(Short task) Determine which lines of the records include the word "Price", and copy them.

### Excerpted data ###

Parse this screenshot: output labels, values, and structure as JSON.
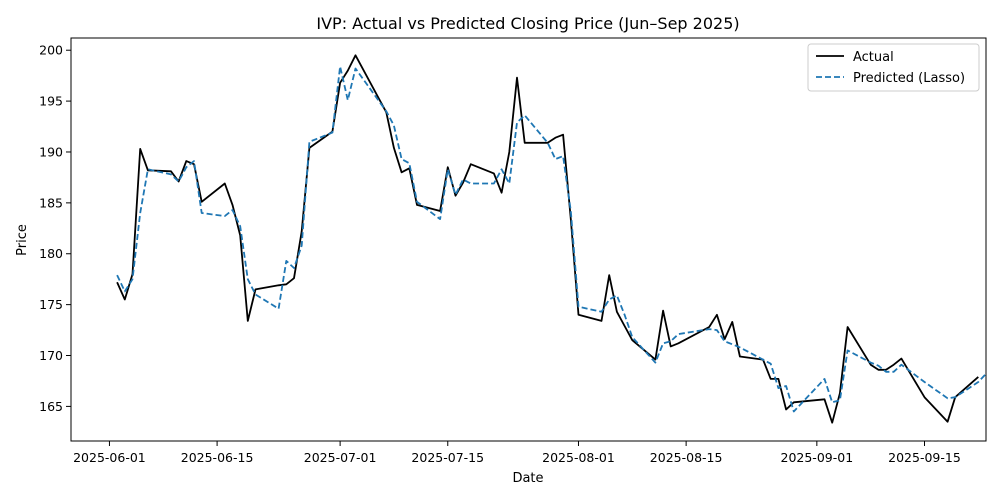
{
  "chart_data": {
    "type": "line",
    "title": "IVP: Actual vs Predicted Closing Price (Jun–Sep 2025)",
    "xlabel": "Date",
    "ylabel": "Price",
    "x_ticks": [
      "2025-06-01",
      "2025-06-15",
      "2025-07-01",
      "2025-07-15",
      "2025-08-01",
      "2025-08-15",
      "2025-09-01",
      "2025-09-15"
    ],
    "y_ticks": [
      165,
      170,
      175,
      180,
      185,
      190,
      195,
      200
    ],
    "xlim": [
      "2025-05-27",
      "2025-09-23"
    ],
    "ylim": [
      161.6,
      201.2
    ],
    "grid": false,
    "legend_position": "top-right",
    "series": [
      {
        "name": "Actual",
        "color": "#000000",
        "style": "solid",
        "points": [
          [
            "2025-06-02",
            177.2
          ],
          [
            "2025-06-03",
            175.5
          ],
          [
            "2025-06-04",
            178.0
          ],
          [
            "2025-06-05",
            190.3
          ],
          [
            "2025-06-06",
            188.2
          ],
          [
            "2025-06-09",
            188.1
          ],
          [
            "2025-06-10",
            187.1
          ],
          [
            "2025-06-11",
            189.1
          ],
          [
            "2025-06-12",
            188.8
          ],
          [
            "2025-06-13",
            185.1
          ],
          [
            "2025-06-16",
            186.9
          ],
          [
            "2025-06-17",
            184.8
          ],
          [
            "2025-06-18",
            181.8
          ],
          [
            "2025-06-19",
            173.4
          ],
          [
            "2025-06-20",
            176.5
          ],
          [
            "2025-06-23",
            176.9
          ],
          [
            "2025-06-24",
            177.0
          ],
          [
            "2025-06-25",
            177.6
          ],
          [
            "2025-06-26",
            182.2
          ],
          [
            "2025-06-27",
            190.4
          ],
          [
            "2025-06-30",
            192.0
          ],
          [
            "2025-07-01",
            196.8
          ],
          [
            "2025-07-02",
            198.0
          ],
          [
            "2025-07-03",
            199.5
          ],
          [
            "2025-07-07",
            193.9
          ],
          [
            "2025-07-08",
            190.4
          ],
          [
            "2025-07-09",
            188.0
          ],
          [
            "2025-07-10",
            188.4
          ],
          [
            "2025-07-11",
            184.8
          ],
          [
            "2025-07-14",
            184.2
          ],
          [
            "2025-07-15",
            188.5
          ],
          [
            "2025-07-16",
            185.7
          ],
          [
            "2025-07-17",
            187.0
          ],
          [
            "2025-07-18",
            188.8
          ],
          [
            "2025-07-21",
            187.9
          ],
          [
            "2025-07-22",
            186.0
          ],
          [
            "2025-07-23",
            190.0
          ],
          [
            "2025-07-24",
            197.3
          ],
          [
            "2025-07-25",
            190.9
          ],
          [
            "2025-07-28",
            190.9
          ],
          [
            "2025-07-29",
            191.4
          ],
          [
            "2025-07-30",
            191.7
          ],
          [
            "2025-07-31",
            183.4
          ],
          [
            "2025-08-01",
            174.0
          ],
          [
            "2025-08-04",
            173.4
          ],
          [
            "2025-08-05",
            177.9
          ],
          [
            "2025-08-06",
            174.3
          ],
          [
            "2025-08-07",
            172.9
          ],
          [
            "2025-08-08",
            171.5
          ],
          [
            "2025-08-11",
            169.6
          ],
          [
            "2025-08-12",
            174.4
          ],
          [
            "2025-08-13",
            170.9
          ],
          [
            "2025-08-14",
            171.2
          ],
          [
            "2025-08-18",
            172.8
          ],
          [
            "2025-08-19",
            174.0
          ],
          [
            "2025-08-20",
            171.6
          ],
          [
            "2025-08-21",
            173.3
          ],
          [
            "2025-08-22",
            169.9
          ],
          [
            "2025-08-25",
            169.6
          ],
          [
            "2025-08-26",
            167.7
          ],
          [
            "2025-08-27",
            167.7
          ],
          [
            "2025-08-28",
            164.7
          ],
          [
            "2025-08-29",
            165.4
          ],
          [
            "2025-09-02",
            165.7
          ],
          [
            "2025-09-03",
            163.4
          ],
          [
            "2025-09-04",
            166.3
          ],
          [
            "2025-09-05",
            172.8
          ],
          [
            "2025-09-08",
            169.1
          ],
          [
            "2025-09-09",
            168.6
          ],
          [
            "2025-09-10",
            168.6
          ],
          [
            "2025-09-11",
            169.1
          ],
          [
            "2025-09-12",
            169.7
          ],
          [
            "2025-09-15",
            165.9
          ],
          [
            "2025-09-18",
            163.5
          ],
          [
            "2025-09-19",
            165.9
          ],
          [
            "2025-09-22",
            167.9
          ]
        ]
      },
      {
        "name": "Predicted (Lasso)",
        "color": "#1f77b4",
        "style": "dashed",
        "points": [
          [
            "2025-06-02",
            177.9
          ],
          [
            "2025-06-03",
            176.3
          ],
          [
            "2025-06-04",
            177.5
          ],
          [
            "2025-06-05",
            184.0
          ],
          [
            "2025-06-06",
            188.3
          ],
          [
            "2025-06-09",
            187.8
          ],
          [
            "2025-06-10",
            187.1
          ],
          [
            "2025-06-11",
            188.5
          ],
          [
            "2025-06-12",
            189.1
          ],
          [
            "2025-06-13",
            184.0
          ],
          [
            "2025-06-16",
            183.7
          ],
          [
            "2025-06-17",
            184.3
          ],
          [
            "2025-06-18",
            182.7
          ],
          [
            "2025-06-19",
            177.5
          ],
          [
            "2025-06-20",
            176.0
          ],
          [
            "2025-06-23",
            174.6
          ],
          [
            "2025-06-24",
            179.3
          ],
          [
            "2025-06-25",
            178.6
          ],
          [
            "2025-06-26",
            180.8
          ],
          [
            "2025-06-27",
            191.0
          ],
          [
            "2025-06-30",
            191.9
          ],
          [
            "2025-07-01",
            198.4
          ],
          [
            "2025-07-02",
            195.1
          ],
          [
            "2025-07-03",
            198.2
          ],
          [
            "2025-07-07",
            194.0
          ],
          [
            "2025-07-08",
            192.6
          ],
          [
            "2025-07-09",
            189.3
          ],
          [
            "2025-07-10",
            188.9
          ],
          [
            "2025-07-11",
            185.1
          ],
          [
            "2025-07-14",
            183.4
          ],
          [
            "2025-07-15",
            188.3
          ],
          [
            "2025-07-16",
            185.8
          ],
          [
            "2025-07-17",
            187.3
          ],
          [
            "2025-07-18",
            186.9
          ],
          [
            "2025-07-21",
            186.9
          ],
          [
            "2025-07-22",
            188.3
          ],
          [
            "2025-07-23",
            186.9
          ],
          [
            "2025-07-24",
            192.9
          ],
          [
            "2025-07-25",
            193.6
          ],
          [
            "2025-07-28",
            190.9
          ],
          [
            "2025-07-29",
            189.3
          ],
          [
            "2025-07-30",
            189.6
          ],
          [
            "2025-07-31",
            184.2
          ],
          [
            "2025-08-01",
            174.8
          ],
          [
            "2025-08-04",
            174.3
          ],
          [
            "2025-08-05",
            175.5
          ],
          [
            "2025-08-06",
            175.9
          ],
          [
            "2025-08-07",
            174.0
          ],
          [
            "2025-08-08",
            171.8
          ],
          [
            "2025-08-11",
            169.3
          ],
          [
            "2025-08-12",
            171.2
          ],
          [
            "2025-08-13",
            171.4
          ],
          [
            "2025-08-14",
            172.1
          ],
          [
            "2025-08-18",
            172.6
          ],
          [
            "2025-08-19",
            172.5
          ],
          [
            "2025-08-20",
            171.4
          ],
          [
            "2025-08-21",
            171.1
          ],
          [
            "2025-08-22",
            170.8
          ],
          [
            "2025-08-25",
            169.6
          ],
          [
            "2025-08-26",
            169.2
          ],
          [
            "2025-08-27",
            166.8
          ],
          [
            "2025-08-28",
            167.0
          ],
          [
            "2025-08-29",
            164.5
          ],
          [
            "2025-09-02",
            167.7
          ],
          [
            "2025-09-03",
            165.4
          ],
          [
            "2025-09-04",
            165.6
          ],
          [
            "2025-09-05",
            170.5
          ],
          [
            "2025-09-08",
            169.3
          ],
          [
            "2025-09-09",
            169.0
          ],
          [
            "2025-09-10",
            168.4
          ],
          [
            "2025-09-11",
            168.4
          ],
          [
            "2025-09-12",
            169.1
          ],
          [
            "2025-09-15",
            167.4
          ],
          [
            "2025-09-18",
            165.8
          ],
          [
            "2025-09-19",
            165.9
          ],
          [
            "2025-09-22",
            167.4
          ],
          [
            "2025-09-23",
            168.2
          ]
        ]
      }
    ]
  }
}
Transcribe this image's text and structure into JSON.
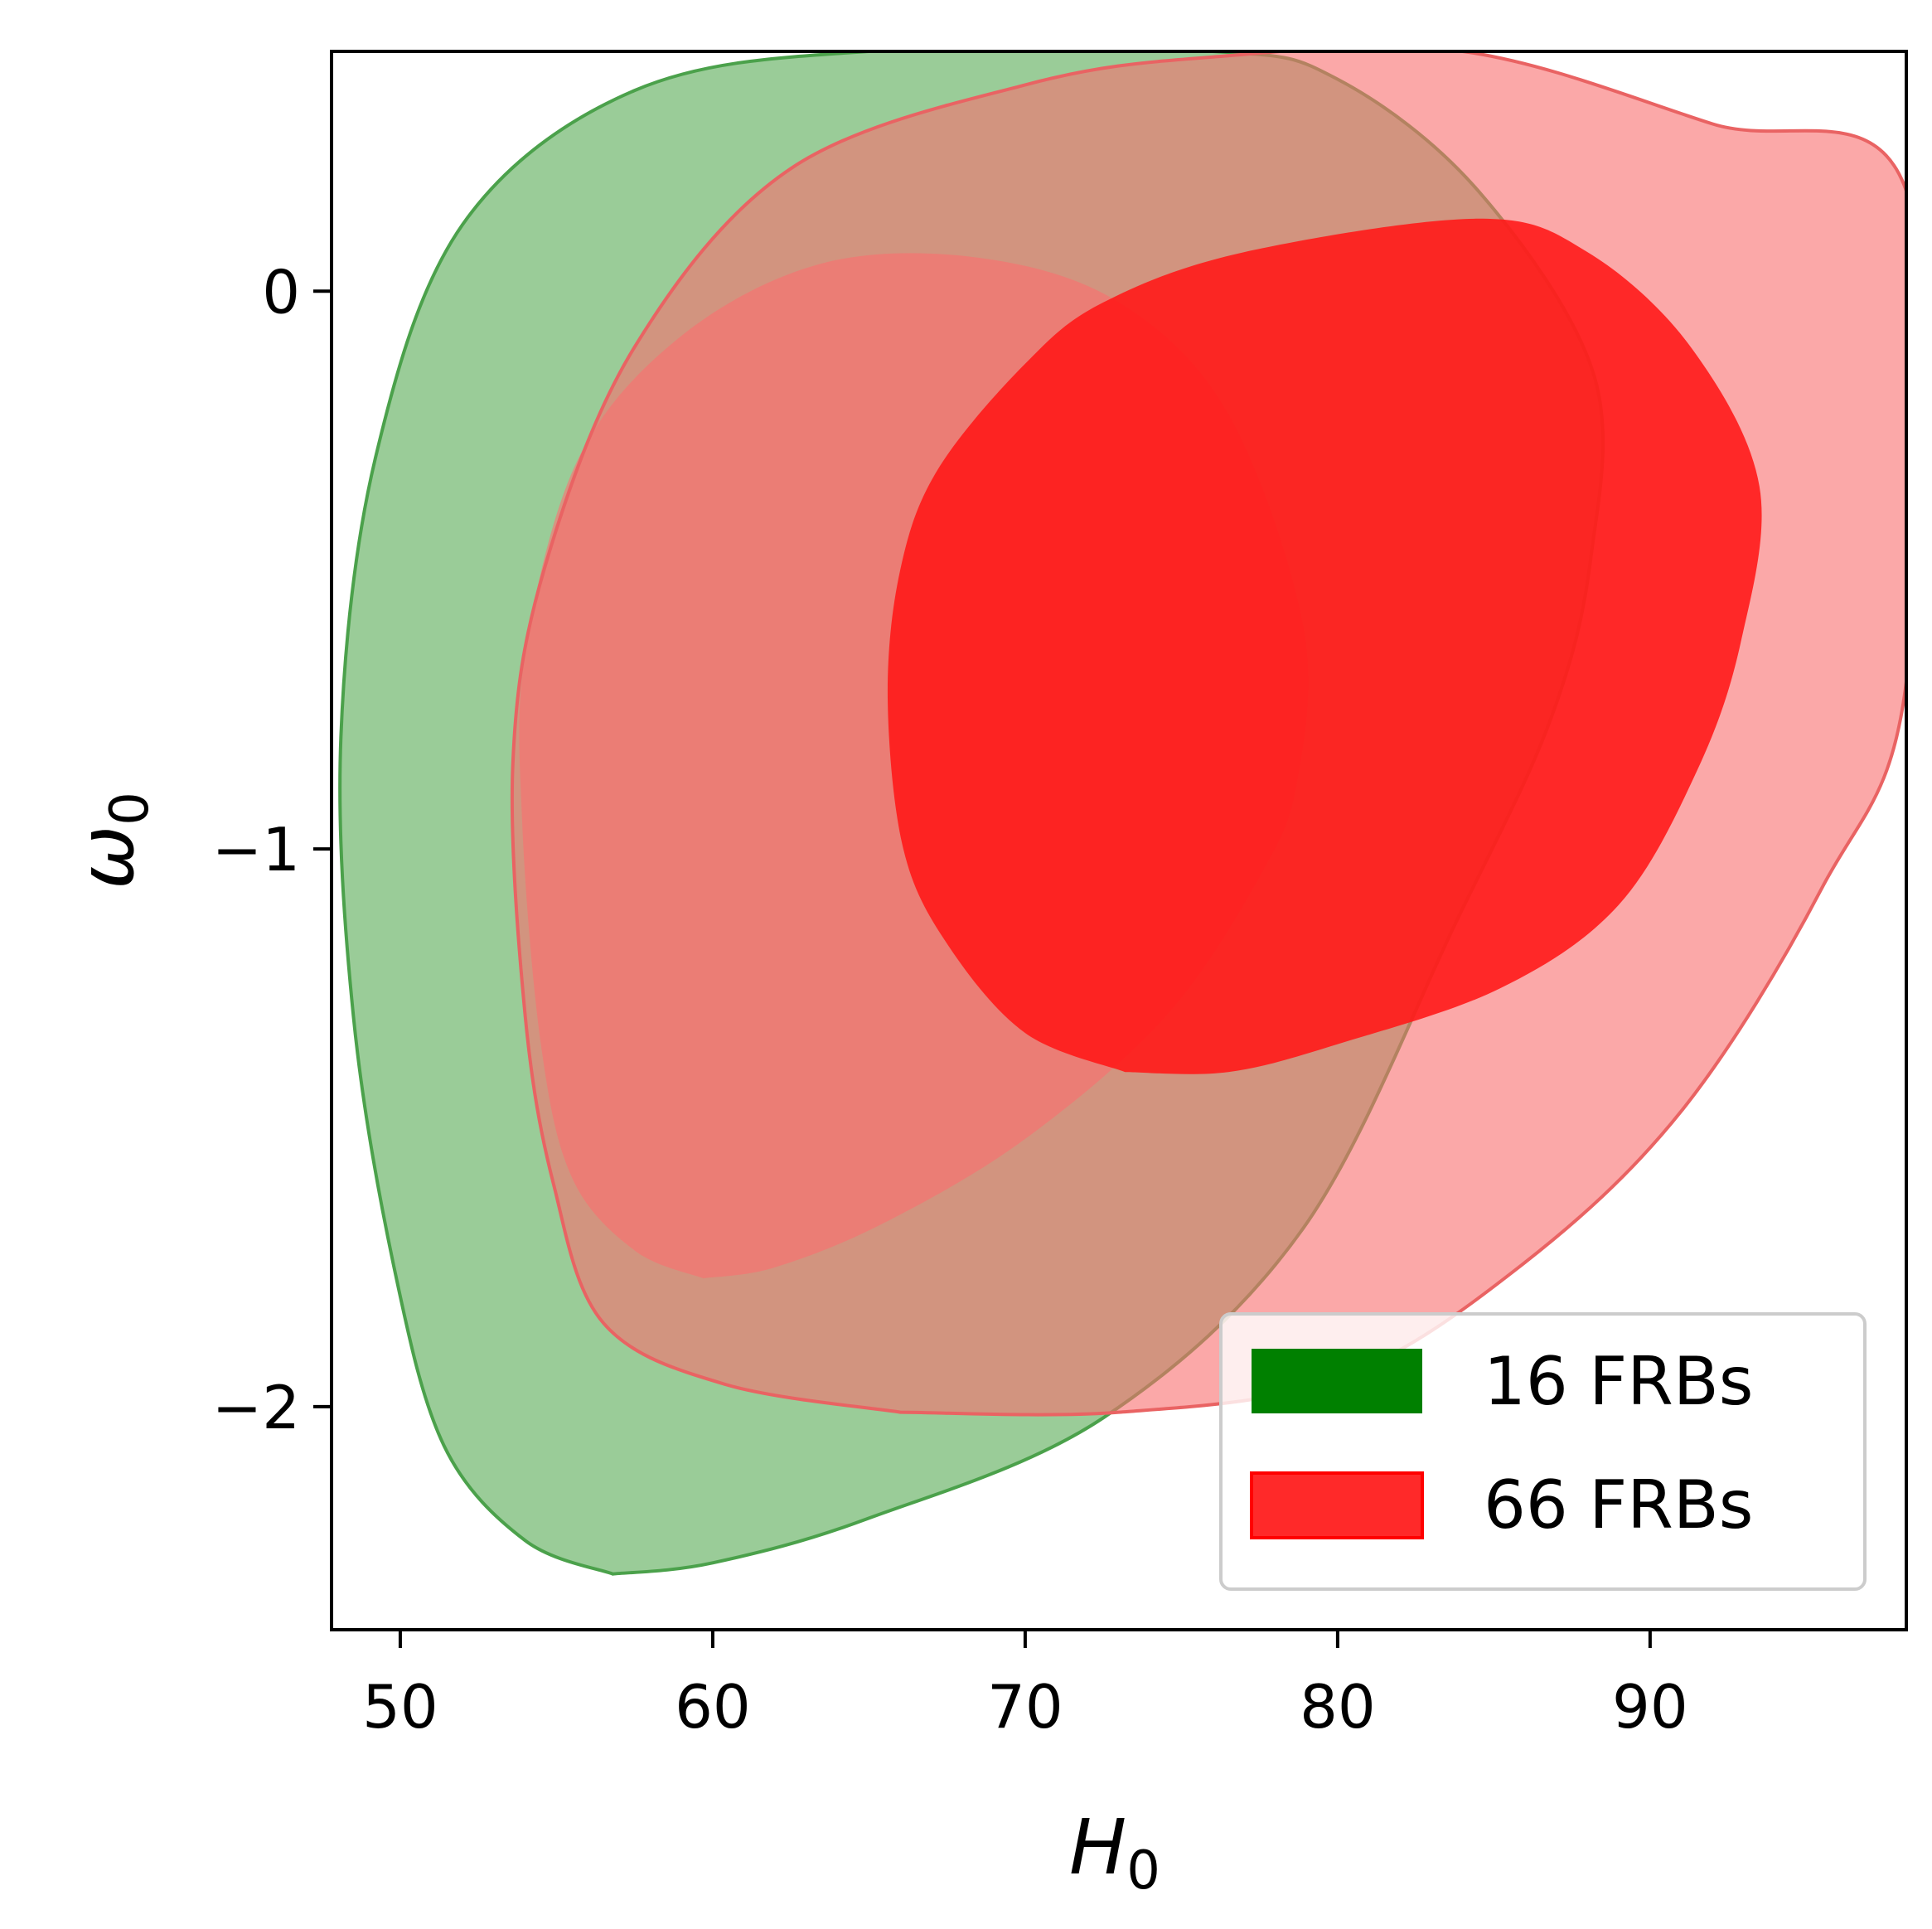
{
  "chart_data": {
    "type": "contour",
    "xlabel": "H",
    "xlabel_sub": "0",
    "ylabel": "ω",
    "ylabel_sub": "0",
    "xlim": [
      47.8,
      98.2
    ],
    "ylim": [
      -2.4,
      0.43
    ],
    "xticks": [
      50,
      60,
      70,
      80,
      90
    ],
    "xtick_labels": [
      "50",
      "60",
      "70",
      "80",
      "90"
    ],
    "yticks": [
      0,
      -1,
      -2
    ],
    "ytick_labels": [
      "0",
      "−1",
      "−2"
    ],
    "legend_position": "lower-right",
    "series": [
      {
        "name": "16 FRBs",
        "color": "#008000",
        "legend_label": "16 FRBs",
        "levels": [
          {
            "level": "outer",
            "fill": "#9acc98",
            "stroke": "#4ba14b",
            "points": [
              [
                56.8,
                -2.3
              ],
              [
                54,
                -2.24
              ],
              [
                51.4,
                -2.07
              ],
              [
                49.8,
                -1.75
              ],
              [
                48.5,
                -1.3
              ],
              [
                48.1,
                -0.8
              ],
              [
                49.2,
                -0.3
              ],
              [
                52,
                0.12
              ],
              [
                57.5,
                0.36
              ],
              [
                65,
                0.43
              ],
              [
                76,
                0.43
              ],
              [
                80,
                0.38
              ],
              [
                84.5,
                0.18
              ],
              [
                88.2,
                -0.15
              ],
              [
                88.1,
                -0.48
              ],
              [
                86.8,
                -0.77
              ],
              [
                83.8,
                -1.13
              ],
              [
                78.9,
                -1.68
              ],
              [
                72.5,
                -2.02
              ],
              [
                65,
                -2.2
              ],
              [
                60,
                -2.28
              ],
              [
                56.8,
                -2.3
              ]
            ]
          },
          {
            "level": "inner",
            "fill": "#d79481",
            "stroke": "none",
            "points": [
              [
                59.7,
                -1.77
              ],
              [
                57.5,
                -1.72
              ],
              [
                55.5,
                -1.59
              ],
              [
                54.5,
                -1.35
              ],
              [
                53.9,
                -0.95
              ],
              [
                54,
                -0.65
              ],
              [
                55.7,
                -0.3
              ],
              [
                59,
                -0.08
              ],
              [
                63.5,
                0.05
              ],
              [
                68.5,
                0.06
              ],
              [
                73,
                -0.02
              ],
              [
                76.5,
                -0.22
              ],
              [
                78.9,
                -0.6
              ],
              [
                78.7,
                -0.88
              ],
              [
                77.5,
                -1.05
              ],
              [
                74.5,
                -1.3
              ],
              [
                70,
                -1.52
              ],
              [
                65.5,
                -1.67
              ],
              [
                62,
                -1.75
              ],
              [
                59.7,
                -1.77
              ]
            ]
          }
        ]
      },
      {
        "name": "66 FRBs",
        "color": "#ff2929",
        "legend_label": "66 FRBs",
        "levels": [
          {
            "level": "outer",
            "fill": "rgba(249,110,110,0.6)",
            "stroke": "#e96363",
            "points": [
              [
                66,
                -2.01
              ],
              [
                60.4,
                -1.96
              ],
              [
                56.5,
                -1.85
              ],
              [
                54.9,
                -1.6
              ],
              [
                54,
                -1.3
              ],
              [
                53.6,
                -0.85
              ],
              [
                54.6,
                -0.5
              ],
              [
                57.5,
                -0.1
              ],
              [
                62.5,
                0.22
              ],
              [
                70,
                0.37
              ],
              [
                76,
                0.42
              ],
              [
                84,
                0.43
              ],
              [
                92,
                0.3
              ],
              [
                98.2,
                0.18
              ],
              [
                98.2,
                -0.7
              ],
              [
                95.5,
                -1.07
              ],
              [
                91,
                -1.47
              ],
              [
                85.8,
                -1.75
              ],
              [
                80,
                -1.95
              ],
              [
                73,
                -2.01
              ],
              [
                66,
                -2.01
              ]
            ]
          },
          {
            "level": "inner",
            "fill": "rgba(255,26,26,0.9)",
            "stroke": "none",
            "points": [
              [
                73.2,
                -1.4
              ],
              [
                70,
                -1.33
              ],
              [
                67.5,
                -1.17
              ],
              [
                66.1,
                -1.0
              ],
              [
                65.6,
                -0.73
              ],
              [
                66,
                -0.5
              ],
              [
                67.2,
                -0.32
              ],
              [
                70,
                -0.13
              ],
              [
                72.5,
                -0.02
              ],
              [
                77,
                0.07
              ],
              [
                84.5,
                0.13
              ],
              [
                88,
                0.07
              ],
              [
                91.3,
                -0.1
              ],
              [
                93.5,
                -0.35
              ],
              [
                92.9,
                -0.63
              ],
              [
                91.5,
                -0.86
              ],
              [
                89,
                -1.1
              ],
              [
                85.2,
                -1.25
              ],
              [
                80,
                -1.35
              ],
              [
                76.5,
                -1.4
              ],
              [
                73.2,
                -1.4
              ]
            ]
          }
        ]
      }
    ]
  }
}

###

(Full answer)
    "title": "IVP: Actual vs Predicted Closing Price (Jun–Sep 2025)",
    "ylabel": "Price",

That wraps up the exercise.